Gericht OLG Brandenburg 4. Senat für Familiensachen Entscheidungsdatum 09.12.2019
Aktenzeichen 13 WF 217/19 ECLI
Dokumententyp Beschluss Verfahrensgang -
Normen

Leitsatz

1. Zur Einstufung der Bestellung eines Ergänzungspflegers mit dem Rechtskreis zur Wahrung der Rechte des Kindes in einem Grundstücksübertragungsgeschäft nach Anzeige eines Vertretungshindernisses nach §§ 1795, 1629 Abs. 2 S. 1, 1909 Abs. 2 BGB als vermögensrechtlich.

2. In einem Ergänzungspflegschaftsverfahren zur Durchführung eines Grundstücksübertragungsgeschäftes kann das minderjährige Kind als Kostenschuldner neben seinem als Veräußerer beteiligten Vater ausscheiden, wenn ihm diesem gegenüber als materiellrechtlicher Kostenerstattungsanspruch ein Unterhaltsanspruch aus §§ 1601 ff BGB zusteht. Denn dieser Unterhaltsanspruch beinhaltet nach § 1610 BGB zur Deckung seines Sonderbedarfs für das familiengerichtliche Genehmigungsverfahren auch und insbesondere den Anspruch auf Vorschuss oder Leistung der Verfahrenskosten (vgl. BeckOGK/Wendtland, 1.11.2019, BGB § 1610 Rn. 142 m.w.N.).

3. Eine Nichterhebung der Kosten nach § 81 Abs. 1 S 1 FamFG kann regelmäßig in Betracht kommen, wenn es nach dem Verlauf oder dem Ausgang des Verfahrens unbillig erscheint, die Beteiligten mit den Gerichtskosten des Verfahrens zu belasten (BR-Drs. 309/07 zu § 81 Abs. 1 S. 2, 475 f.). Danach kann eine solche Unbilligkeit sich vor allem dann ergeben, wenn die Gerichtskosten oder Auslagen für die Beteiligten unerwartet oder überraschend hoch ausfallen, aus Laiensicht nicht vorhersehbar sind und die Beteiligten hierdurch in finanzielle Bedrängnis geraten würden (vgl. MüKoFamFG/Schindler, 3. Aufl. 2018, FamFG § 81 Rn. 19a).

4. Für die Nichterhebung von Kosten nach § 20 FamGKG genügt nicht jede unrichtige An-wendung materiell-rechtlicher oder verfahrensrechtlicher Vorschriften. Eine unrichtige Sachbehandlung liegt vielmehr nur dann vor, wenn gegen zwingende gesetzliche Vorschriften verstoßen wurde und dieser Gesetzesverstoß offensichtlich und zweifelsfrei ist (vgl. BeckOK KostR/Grän, 27. Ed. 1.9.2019, FamGKG § 20 Rn. 8a).

• [Datensätze]

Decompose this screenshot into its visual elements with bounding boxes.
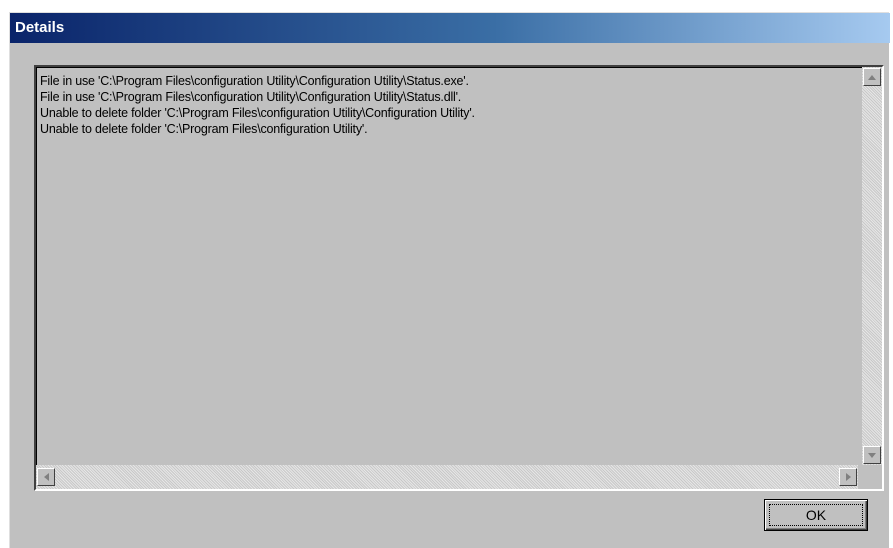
detail-line: Unable to delete folder 'C:\Program File… [40,106,475,120]
arrow-down-icon [868,452,876,458]
window-title: Details [15,19,65,36]
details-dialog: Details File in use 'C:\Program Files\co… [9,12,890,548]
details-listbox[interactable]: File in use 'C:\Program Files\configurat… [34,65,884,491]
arrow-up-icon [868,74,876,80]
details-content: File in use 'C:\Program Files\configurat… [40,73,858,461]
vertical-scrollbar[interactable] [862,67,882,465]
ok-button-label: OK [805,507,827,523]
scroll-left-button[interactable] [37,468,55,486]
scroll-down-button[interactable] [863,446,881,464]
horizontal-scrollbar[interactable] [36,465,858,489]
detail-line: File in use 'C:\Program Files\configurat… [40,74,469,88]
scrollbar-corner [858,465,882,489]
scroll-up-button[interactable] [863,68,881,86]
title-bar[interactable]: Details [10,13,890,43]
detail-line: Unable to delete folder 'C:\Program File… [40,122,368,136]
ok-button[interactable]: OK [764,499,868,531]
detail-line: File in use 'C:\Program Files\configurat… [40,90,462,104]
arrow-left-icon [43,473,49,481]
scroll-right-button[interactable] [839,468,857,486]
arrow-right-icon [845,473,851,481]
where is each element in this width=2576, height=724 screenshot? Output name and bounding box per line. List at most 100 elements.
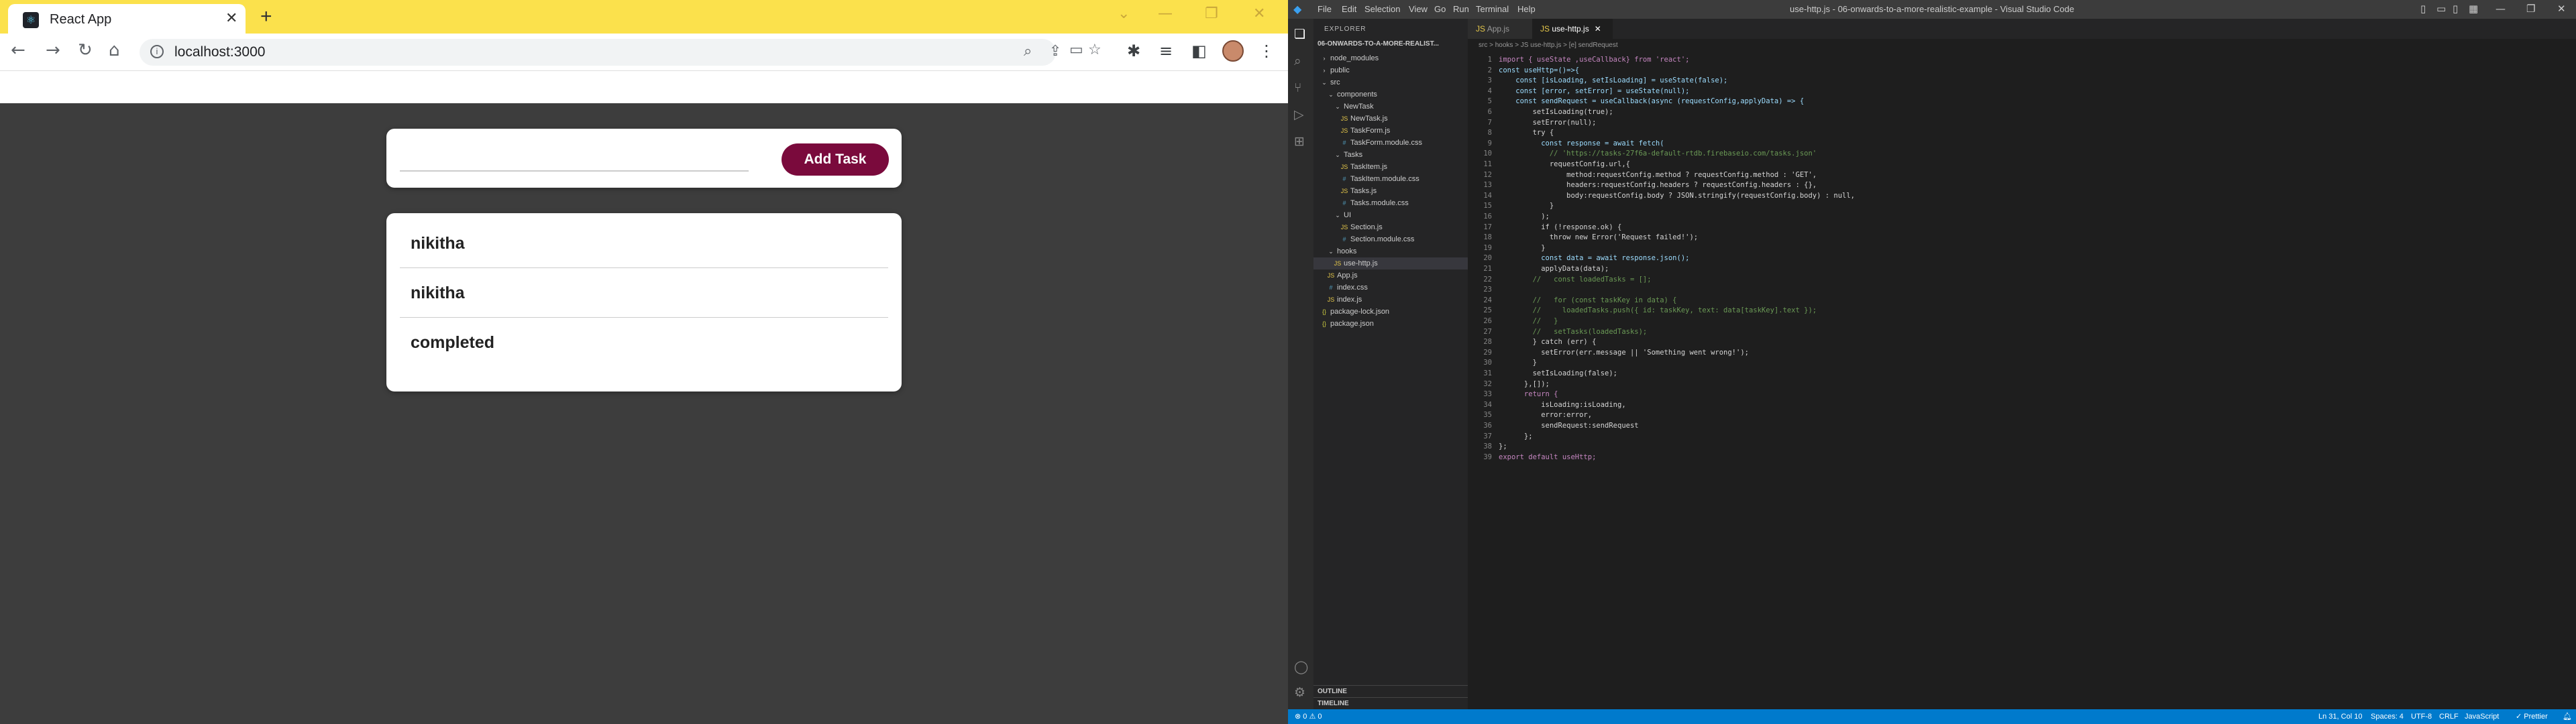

• [Aufgabe]
Beantworten Sie anhand des Seitentexts die folgenden Fragen.
(a) Welches Gericht und welcher Senat haben die Entscheidung getroffen?
(b) Unter welcher Voraussetzung kann das minderjährige Kind als Kostenschuldner neben seinem Vater ausscheiden?
(c) Wann liegt nach Leitsatz 4 eine unrichtige Sachbehandlung vor?

• [Lösung]
(a) Die Entscheidung stammt vom OLG Brandenburg, 4. Senat für Familiensachen.
(b) Das Kind kann ausscheiden, wenn ihm gegenüber dem Vater als materiellrechtlicher Kostenerstattungsanspruch ein Unterhaltsanspruch aus §§ 1601 ff BGB zusteht.
(c) Sie liegt nur dann vor, wenn gegen zwingende gesetzliche Vorschriften verstoßen wurde und dieser Gesetzesverstoß offensichtlich und zweifelsfrei ist.